**Instruction:** Pull each line holding "this" out of the entries below.

---- Provided information

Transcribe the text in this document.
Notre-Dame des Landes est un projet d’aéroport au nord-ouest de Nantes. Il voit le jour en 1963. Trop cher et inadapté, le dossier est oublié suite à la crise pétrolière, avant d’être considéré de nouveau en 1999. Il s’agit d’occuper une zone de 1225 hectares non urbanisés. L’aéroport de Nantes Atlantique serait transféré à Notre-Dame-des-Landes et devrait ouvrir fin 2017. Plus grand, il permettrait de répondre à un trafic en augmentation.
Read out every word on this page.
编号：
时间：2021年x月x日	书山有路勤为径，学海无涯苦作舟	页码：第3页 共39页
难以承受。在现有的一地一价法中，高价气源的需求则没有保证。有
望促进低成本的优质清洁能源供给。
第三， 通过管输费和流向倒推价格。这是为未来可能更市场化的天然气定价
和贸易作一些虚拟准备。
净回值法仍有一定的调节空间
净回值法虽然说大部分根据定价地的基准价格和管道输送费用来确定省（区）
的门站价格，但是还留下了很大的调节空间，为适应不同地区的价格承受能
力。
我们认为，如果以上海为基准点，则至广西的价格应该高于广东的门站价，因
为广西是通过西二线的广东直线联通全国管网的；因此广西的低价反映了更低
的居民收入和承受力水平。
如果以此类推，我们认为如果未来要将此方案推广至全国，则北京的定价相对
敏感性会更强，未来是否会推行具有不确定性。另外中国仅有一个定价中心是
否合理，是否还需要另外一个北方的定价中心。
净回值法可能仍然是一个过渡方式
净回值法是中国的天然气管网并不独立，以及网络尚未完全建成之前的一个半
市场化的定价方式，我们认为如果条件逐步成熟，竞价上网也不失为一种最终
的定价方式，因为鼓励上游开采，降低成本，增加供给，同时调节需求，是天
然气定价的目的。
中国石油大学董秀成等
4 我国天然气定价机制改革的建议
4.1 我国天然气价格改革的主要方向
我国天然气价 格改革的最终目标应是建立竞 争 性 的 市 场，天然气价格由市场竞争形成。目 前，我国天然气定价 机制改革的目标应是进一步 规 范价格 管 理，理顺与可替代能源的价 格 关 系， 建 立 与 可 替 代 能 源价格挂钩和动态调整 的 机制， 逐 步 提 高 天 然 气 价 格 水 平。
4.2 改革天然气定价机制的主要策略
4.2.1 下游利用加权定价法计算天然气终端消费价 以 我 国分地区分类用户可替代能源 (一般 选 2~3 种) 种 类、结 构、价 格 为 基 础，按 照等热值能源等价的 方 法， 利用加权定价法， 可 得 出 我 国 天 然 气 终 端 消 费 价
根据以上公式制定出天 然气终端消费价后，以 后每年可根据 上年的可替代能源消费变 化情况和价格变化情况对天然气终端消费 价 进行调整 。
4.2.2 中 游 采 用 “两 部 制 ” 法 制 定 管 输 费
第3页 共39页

--------

**Problem solution:**
Transcribe the text in this document.
Read out every word on this page.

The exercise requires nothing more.